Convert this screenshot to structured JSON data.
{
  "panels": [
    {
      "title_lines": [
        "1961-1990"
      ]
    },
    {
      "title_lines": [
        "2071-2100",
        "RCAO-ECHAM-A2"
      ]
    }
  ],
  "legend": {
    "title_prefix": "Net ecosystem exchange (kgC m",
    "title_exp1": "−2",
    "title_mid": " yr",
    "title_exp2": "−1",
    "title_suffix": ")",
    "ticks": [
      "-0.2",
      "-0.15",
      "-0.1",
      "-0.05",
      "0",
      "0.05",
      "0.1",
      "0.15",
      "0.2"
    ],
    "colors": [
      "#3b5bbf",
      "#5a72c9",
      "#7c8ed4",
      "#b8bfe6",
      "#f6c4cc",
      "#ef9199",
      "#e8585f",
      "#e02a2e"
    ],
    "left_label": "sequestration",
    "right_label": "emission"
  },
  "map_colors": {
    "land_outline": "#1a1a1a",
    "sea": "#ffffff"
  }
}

..........

Give back all the records exactly as they stand.

Convert this screenshot to structured JSON data.
{
  "panels": [
    {
      "title_lines": [
        "1961-1990"
      ]
    },
    {
      "title_lines": [
        "2071-2100",
        "RCAO-ECHAM-A2"
      ]
    }
  ],
  "legend": {
    "title_prefix": "Net ecosystem exchange (kgC m",
    "title_exp1": "−2",
    "title_mid": " yr",
    "title_exp2": "−1",
    "title_suffix": ")",
    "ticks": [
      "-0.2",
      "-0.15",
      "-0.1",
      "-0.05",
      "0",
      "0.05",
      "0.1",
      "0.15",
      "0.2"
    ],
    "colors": [
      "#3b5bbf",
      "#5a72c9",
      "#7c8ed4",
      "#b8bfe6",
      "#f6c4cc",
      "#ef9199",
      "#e8585f",
      "#e02a2e"
    ],
    "left_label": "sequestration",
    "right_label": "emission"
  },
  "map_colors": {
    "land_outline": "#1a1a1a",
    "sea": "#ffffff"
  }
}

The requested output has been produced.